## EXERCICE 1:
Relevez tous les sigles présents dans le texte sur la suppression du master « métiers du sport ».

Suite à plusieurs réunions, la direction de l'Université Polytechnique des Hauts-de-France (UPHF) annonce son souhait de supprimer le master "métiers du sport" dès la rentrée prochaine. 80 étudiants en troisième année de licence se retrouvent au pied du mur. Une pétition a été lancée.
La nouvelle a surpris tout le monde. À l’Université Polytechnique des Hauts-de-France, les étudiants en STAPS et leurs professeurs sont abasourdis. Vendredi 26 mars, les conclusions d’un groupe de travail intitulé « devenir des masters MEEF au sein de l’UPHF ? » - comprendre Métiers de l'Enseignement, de l'Education et de la Formation - sont rendues publiques : l’UPHF propose de supprimer le master préparant au concours pour devenir professeur d’EPS, dès la rentrée prochaine, et ce à cinq jours à peine de l’ouverture des candidatures.
Après l’émoi, les étudiants ont décidé de se mobiliser pour faire entendre leur détresse, via une pétition publiée sur internet qui dénonce une décision qui "ne semble se baser que sur des critères économiques et ne prend absolument pas en compte l’avenir des étudiants". Lancée sur le site change.org il y a trois jours, elle a été signée par plus de 2 000 internautes.
Parallèlement, les professeurs s’organisent et réfléchissent à des actions à mener mais également des solutions à apporter pour tenter de sauver la filière.
Pourquoi supprimer ce master à Valenciennes ?

## EXERCICE 2:
Recopiez mot pour mot les lignes des enregistrements, de la ligne contenant « drive-icon <box>13 162 35 176</box> » jusqu'à la ligne contenant « minio-logo-icon <box>17 7 31 41</box> », toutes deux incluses.

## DONNÉES SOURCES:

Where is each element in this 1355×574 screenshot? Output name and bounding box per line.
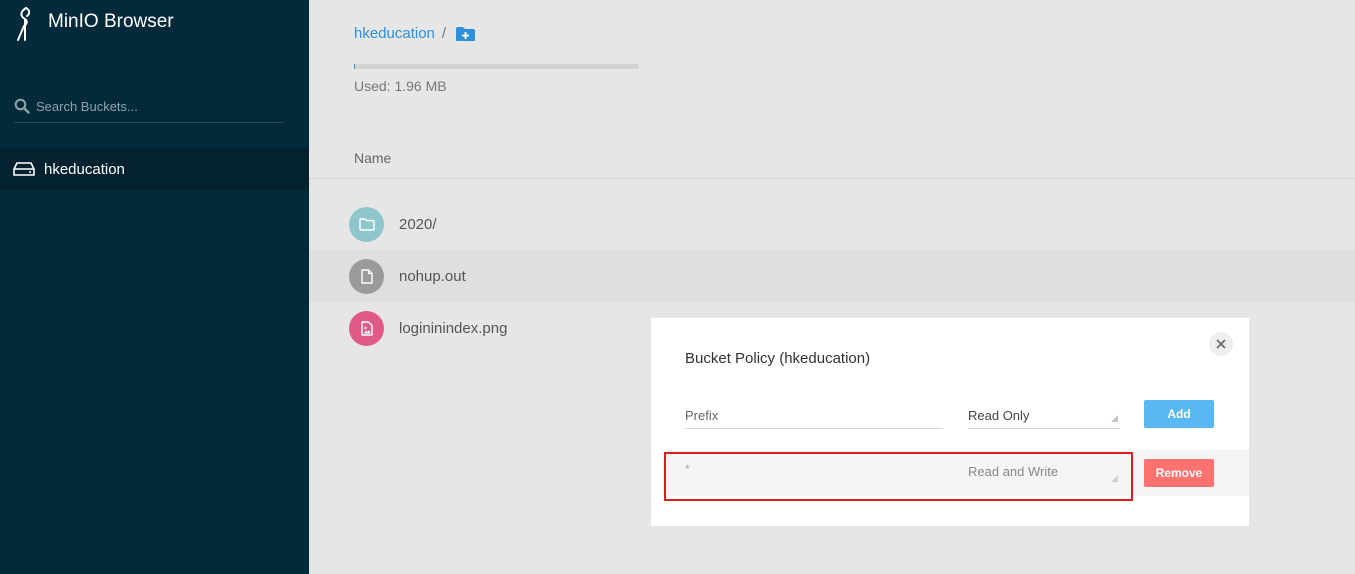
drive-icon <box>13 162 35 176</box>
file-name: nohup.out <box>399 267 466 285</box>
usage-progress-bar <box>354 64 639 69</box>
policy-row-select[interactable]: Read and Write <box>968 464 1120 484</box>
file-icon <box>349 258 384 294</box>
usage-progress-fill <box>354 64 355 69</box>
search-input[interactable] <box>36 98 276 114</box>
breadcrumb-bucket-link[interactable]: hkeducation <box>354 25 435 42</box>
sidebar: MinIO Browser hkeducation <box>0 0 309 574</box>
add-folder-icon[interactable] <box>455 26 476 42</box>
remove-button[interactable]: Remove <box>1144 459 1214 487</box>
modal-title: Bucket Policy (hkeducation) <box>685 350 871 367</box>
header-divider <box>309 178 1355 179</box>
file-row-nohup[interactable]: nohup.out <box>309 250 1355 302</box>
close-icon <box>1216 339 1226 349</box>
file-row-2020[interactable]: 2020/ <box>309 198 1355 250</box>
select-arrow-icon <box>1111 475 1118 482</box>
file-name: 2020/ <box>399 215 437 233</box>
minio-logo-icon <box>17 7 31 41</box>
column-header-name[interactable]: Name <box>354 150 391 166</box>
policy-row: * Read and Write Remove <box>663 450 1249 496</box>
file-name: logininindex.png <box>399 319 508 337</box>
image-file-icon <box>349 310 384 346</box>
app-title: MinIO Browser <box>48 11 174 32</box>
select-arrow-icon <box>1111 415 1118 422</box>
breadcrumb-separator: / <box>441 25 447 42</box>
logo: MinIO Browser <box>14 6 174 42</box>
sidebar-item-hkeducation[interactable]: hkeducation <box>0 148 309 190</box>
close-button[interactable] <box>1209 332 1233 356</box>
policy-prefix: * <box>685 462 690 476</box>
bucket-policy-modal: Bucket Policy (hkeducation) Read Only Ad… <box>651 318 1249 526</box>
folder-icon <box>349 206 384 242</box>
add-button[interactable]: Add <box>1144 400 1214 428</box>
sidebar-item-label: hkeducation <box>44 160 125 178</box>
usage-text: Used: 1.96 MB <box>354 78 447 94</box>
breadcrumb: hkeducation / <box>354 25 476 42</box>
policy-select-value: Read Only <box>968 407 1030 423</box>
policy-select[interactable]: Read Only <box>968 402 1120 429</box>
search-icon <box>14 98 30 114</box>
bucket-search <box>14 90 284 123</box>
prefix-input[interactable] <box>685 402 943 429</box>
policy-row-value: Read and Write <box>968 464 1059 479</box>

## RÉPONSE ATTENDUE 1:
UPHF, STAPS, MEEF, EPS

## RÉPONSE ATTENDUE 2:
drive-icon <box>13 162 35 176</box>
file-name: nohup.out <box>399 267 466 285</box>
usage-progress-bar <box>354 64 639 69</box>
policy-row-select[interactable]: Read and Write <box>968 464 1120 484</box>
file-icon <box>349 258 384 294</box>
usage-progress-fill <box>354 64 355 69</box>
search-input[interactable] <box>36 98 276 114</box>
breadcrumb-bucket-link[interactable]: hkeducation <box>354 25 435 42</box>
sidebar: MinIO Browser hkeducation <box>0 0 309 574</box>
add-folder-icon[interactable] <box>455 26 476 42</box>
remove-button[interactable]: Remove <box>1144 459 1214 487</box>
modal-title: Bucket Policy (hkeducation) <box>685 350 871 367</box>
header-divider <box>309 178 1355 179</box>
file-row-nohup[interactable]: nohup.out <box>309 250 1355 302</box>
close-icon <box>1216 339 1226 349</box>
file-row-2020[interactable]: 2020/ <box>309 198 1355 250</box>
select-arrow-icon <box>1111 475 1118 482</box>
file-name: 2020/ <box>399 215 437 233</box>
minio-logo-icon <box>17 7 31 41</box>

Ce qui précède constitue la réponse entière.